Dataset items:
━━━━━━

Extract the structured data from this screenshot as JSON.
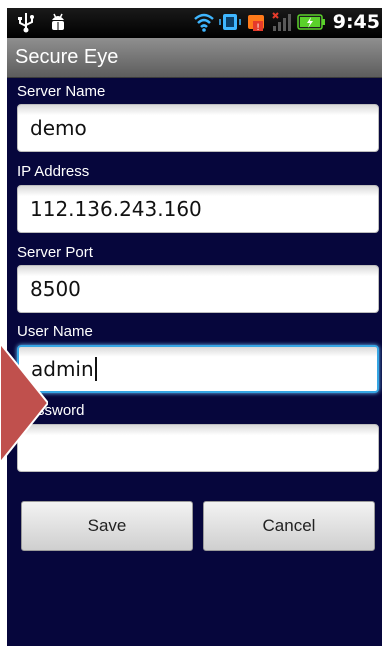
{
  "status_bar": {
    "time": "9:45",
    "icons": [
      "usb-icon",
      "android-debug-icon",
      "wifi-icon",
      "sync-icon",
      "notification-icon",
      "signal-icon",
      "battery-charging-icon"
    ]
  },
  "app": {
    "title": "Secure Eye"
  },
  "form": {
    "server_name": {
      "label": "Server Name",
      "value": "demo"
    },
    "ip_address": {
      "label": "IP Address",
      "value": "112.136.243.160"
    },
    "server_port": {
      "label": "Server Port",
      "value": "8500"
    },
    "user_name": {
      "label": "User Name",
      "value": "admin"
    },
    "password": {
      "label": "ssword",
      "value": ""
    }
  },
  "buttons": {
    "save": "Save",
    "cancel": "Cancel"
  },
  "colors": {
    "background": "#06063c",
    "focus": "#36a6e4",
    "arrow": "#c0504d"
  }
}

━━━━━━

THE PROBLEM: Scan the records above, count the lines with "label" in them, and give only the number.

COMPLETED TASK: 5